* Task details
Type out each of the following lines again, character for character, with nothing changed.

-- Start of Data listing --

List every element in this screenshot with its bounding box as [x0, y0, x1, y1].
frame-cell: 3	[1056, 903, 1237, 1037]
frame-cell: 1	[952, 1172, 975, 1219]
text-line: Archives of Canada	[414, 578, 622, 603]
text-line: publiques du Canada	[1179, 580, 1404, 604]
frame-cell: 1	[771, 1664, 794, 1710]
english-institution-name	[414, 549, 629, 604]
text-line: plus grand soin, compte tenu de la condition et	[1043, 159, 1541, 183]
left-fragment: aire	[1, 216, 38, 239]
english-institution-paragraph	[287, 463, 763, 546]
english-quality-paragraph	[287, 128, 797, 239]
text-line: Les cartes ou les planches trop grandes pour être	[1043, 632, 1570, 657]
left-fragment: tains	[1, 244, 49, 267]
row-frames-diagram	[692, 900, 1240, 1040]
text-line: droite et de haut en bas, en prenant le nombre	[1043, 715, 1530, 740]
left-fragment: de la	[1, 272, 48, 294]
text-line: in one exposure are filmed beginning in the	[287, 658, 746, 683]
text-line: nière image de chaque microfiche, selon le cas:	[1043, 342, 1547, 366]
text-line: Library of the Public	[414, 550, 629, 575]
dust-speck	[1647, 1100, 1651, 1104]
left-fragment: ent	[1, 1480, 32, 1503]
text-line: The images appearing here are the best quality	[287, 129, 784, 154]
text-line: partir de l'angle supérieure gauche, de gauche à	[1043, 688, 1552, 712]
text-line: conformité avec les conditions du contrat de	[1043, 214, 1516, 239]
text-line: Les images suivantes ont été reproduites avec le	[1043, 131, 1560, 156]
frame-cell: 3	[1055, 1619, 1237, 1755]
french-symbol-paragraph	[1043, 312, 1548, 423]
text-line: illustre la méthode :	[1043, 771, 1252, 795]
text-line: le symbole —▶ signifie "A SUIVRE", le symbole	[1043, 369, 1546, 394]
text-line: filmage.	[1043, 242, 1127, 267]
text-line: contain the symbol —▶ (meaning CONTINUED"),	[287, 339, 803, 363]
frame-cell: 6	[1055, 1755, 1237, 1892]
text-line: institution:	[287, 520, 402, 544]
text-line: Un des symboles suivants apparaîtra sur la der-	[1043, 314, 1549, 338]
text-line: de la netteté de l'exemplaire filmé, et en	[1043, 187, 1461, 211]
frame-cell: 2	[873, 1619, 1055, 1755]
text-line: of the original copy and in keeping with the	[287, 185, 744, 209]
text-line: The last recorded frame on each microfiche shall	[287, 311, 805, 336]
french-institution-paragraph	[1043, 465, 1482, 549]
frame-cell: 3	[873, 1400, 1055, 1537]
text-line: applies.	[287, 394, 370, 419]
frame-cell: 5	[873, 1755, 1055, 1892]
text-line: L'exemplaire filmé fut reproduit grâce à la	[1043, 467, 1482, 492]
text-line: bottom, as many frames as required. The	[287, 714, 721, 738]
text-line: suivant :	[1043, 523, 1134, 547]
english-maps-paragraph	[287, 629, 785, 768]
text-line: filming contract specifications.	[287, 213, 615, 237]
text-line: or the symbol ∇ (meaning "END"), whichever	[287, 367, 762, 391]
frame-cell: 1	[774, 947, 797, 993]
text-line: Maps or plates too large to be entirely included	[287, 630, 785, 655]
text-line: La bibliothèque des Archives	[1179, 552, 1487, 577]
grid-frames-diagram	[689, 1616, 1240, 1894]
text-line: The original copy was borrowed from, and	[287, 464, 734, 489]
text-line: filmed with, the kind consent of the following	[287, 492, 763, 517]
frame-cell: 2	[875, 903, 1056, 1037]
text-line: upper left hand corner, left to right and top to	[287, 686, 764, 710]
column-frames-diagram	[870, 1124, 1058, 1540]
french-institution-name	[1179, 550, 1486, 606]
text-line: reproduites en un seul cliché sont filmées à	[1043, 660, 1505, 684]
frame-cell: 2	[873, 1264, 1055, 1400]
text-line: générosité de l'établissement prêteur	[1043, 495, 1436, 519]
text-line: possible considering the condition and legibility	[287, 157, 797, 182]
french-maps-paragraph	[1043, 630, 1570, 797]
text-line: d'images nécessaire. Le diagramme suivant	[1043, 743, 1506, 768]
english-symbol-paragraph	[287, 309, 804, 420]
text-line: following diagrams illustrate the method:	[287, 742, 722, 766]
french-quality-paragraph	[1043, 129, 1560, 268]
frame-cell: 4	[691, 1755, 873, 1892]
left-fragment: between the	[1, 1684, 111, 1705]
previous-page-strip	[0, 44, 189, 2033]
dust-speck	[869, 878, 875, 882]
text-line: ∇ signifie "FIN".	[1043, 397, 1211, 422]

-- End of Data listing --

* Full solution
List every element in this screenshot with its bounding box as [x0, y0, x1, y1].
frame-cell: 3	[1056, 903, 1237, 1037]
frame-cell: 1	[952, 1172, 975, 1219]
text-line: Archives of Canada	[414, 578, 622, 603]
text-line: publiques du Canada	[1179, 580, 1404, 604]
frame-cell: 1	[771, 1664, 794, 1710]
english-institution-name	[414, 549, 629, 604]
text-line: plus grand soin, compte tenu de la condition et	[1043, 159, 1541, 183]
left-fragment: aire	[1, 216, 38, 239]
english-institution-paragraph	[287, 463, 763, 546]
english-quality-paragraph	[287, 128, 797, 239]
text-line: Les cartes ou les planches trop grandes pour être	[1043, 632, 1570, 657]
left-fragment: tains	[1, 244, 49, 267]
row-frames-diagram	[692, 900, 1240, 1040]
text-line: droite et de haut en bas, en prenant le nombre	[1043, 715, 1530, 740]
left-fragment: de la	[1, 272, 48, 294]
text-line: in one exposure are filmed beginning in the	[287, 658, 746, 683]
text-line: nière image de chaque microfiche, selon le cas:	[1043, 342, 1547, 366]
text-line: Library of the Public	[414, 550, 629, 575]
dust-speck	[1647, 1100, 1651, 1104]
left-fragment: ent	[1, 1480, 32, 1503]
text-line: The images appearing here are the best quality	[287, 129, 784, 154]
text-line: partir de l'angle supérieure gauche, de gauche à	[1043, 688, 1552, 712]
text-line: conformité avec les conditions du contrat de	[1043, 214, 1516, 239]
text-line: Les images suivantes ont été reproduites avec le	[1043, 131, 1560, 156]
frame-cell: 3	[1055, 1619, 1237, 1755]
french-symbol-paragraph	[1043, 312, 1548, 423]
text-line: illustre la méthode :	[1043, 771, 1252, 795]
text-line: le symbole —▶ signifie "A SUIVRE", le symbole	[1043, 369, 1546, 394]
text-line: filmage.	[1043, 242, 1127, 267]
text-line: contain the symbol —▶ (meaning CONTINUED"),	[287, 339, 803, 363]
frame-cell: 6	[1055, 1755, 1237, 1892]
text-line: institution:	[287, 520, 402, 544]
text-line: Un des symboles suivants apparaîtra sur la der-	[1043, 314, 1549, 338]
text-line: de la netteté de l'exemplaire filmé, et en	[1043, 187, 1461, 211]
frame-cell: 2	[873, 1619, 1055, 1755]
text-line: of the original copy and in keeping with the	[287, 185, 744, 209]
text-line: The last recorded frame on each microfiche shall	[287, 311, 805, 336]
french-institution-paragraph	[1043, 465, 1482, 549]
frame-cell: 3	[873, 1400, 1055, 1537]
text-line: applies.	[287, 394, 370, 419]
frame-cell: 5	[873, 1755, 1055, 1892]
text-line: L'exemplaire filmé fut reproduit grâce à la	[1043, 467, 1482, 492]
text-line: bottom, as many frames as required. The	[287, 714, 721, 738]
text-line: suivant :	[1043, 523, 1134, 547]
english-maps-paragraph	[287, 629, 785, 768]
text-line: filming contract specifications.	[287, 213, 615, 237]
text-line: or the symbol ∇ (meaning "END"), whichever	[287, 367, 762, 391]
frame-cell: 1	[774, 947, 797, 993]
text-line: Maps or plates too large to be entirely included	[287, 630, 785, 655]
text-line: La bibliothèque des Archives	[1179, 552, 1487, 577]
grid-frames-diagram	[689, 1616, 1240, 1894]
text-line: The original copy was borrowed from, and	[287, 464, 734, 489]
text-line: filmed with, the kind consent of the following	[287, 492, 763, 517]
frame-cell: 2	[875, 903, 1056, 1037]
text-line: upper left hand corner, left to right and top to	[287, 686, 764, 710]
column-frames-diagram	[870, 1124, 1058, 1540]
french-institution-name	[1179, 550, 1486, 606]
text-line: reproduites en un seul cliché sont filmées à	[1043, 660, 1505, 684]
frame-cell: 2	[873, 1264, 1055, 1400]
text-line: générosité de l'établissement prêteur	[1043, 495, 1436, 519]
text-line: possible considering the condition and legibility	[287, 157, 797, 182]
french-maps-paragraph	[1043, 630, 1570, 797]
text-line: d'images nécessaire. Le diagramme suivant	[1043, 743, 1506, 768]
english-symbol-paragraph	[287, 309, 804, 420]
text-line: following diagrams illustrate the method:	[287, 742, 722, 766]
french-quality-paragraph	[1043, 129, 1560, 268]
frame-cell: 4	[691, 1755, 873, 1892]
left-fragment: between the	[1, 1684, 111, 1705]
previous-page-strip	[0, 44, 189, 2033]
dust-speck	[869, 878, 875, 882]
text-line: ∇ signifie "FIN".	[1043, 397, 1211, 422]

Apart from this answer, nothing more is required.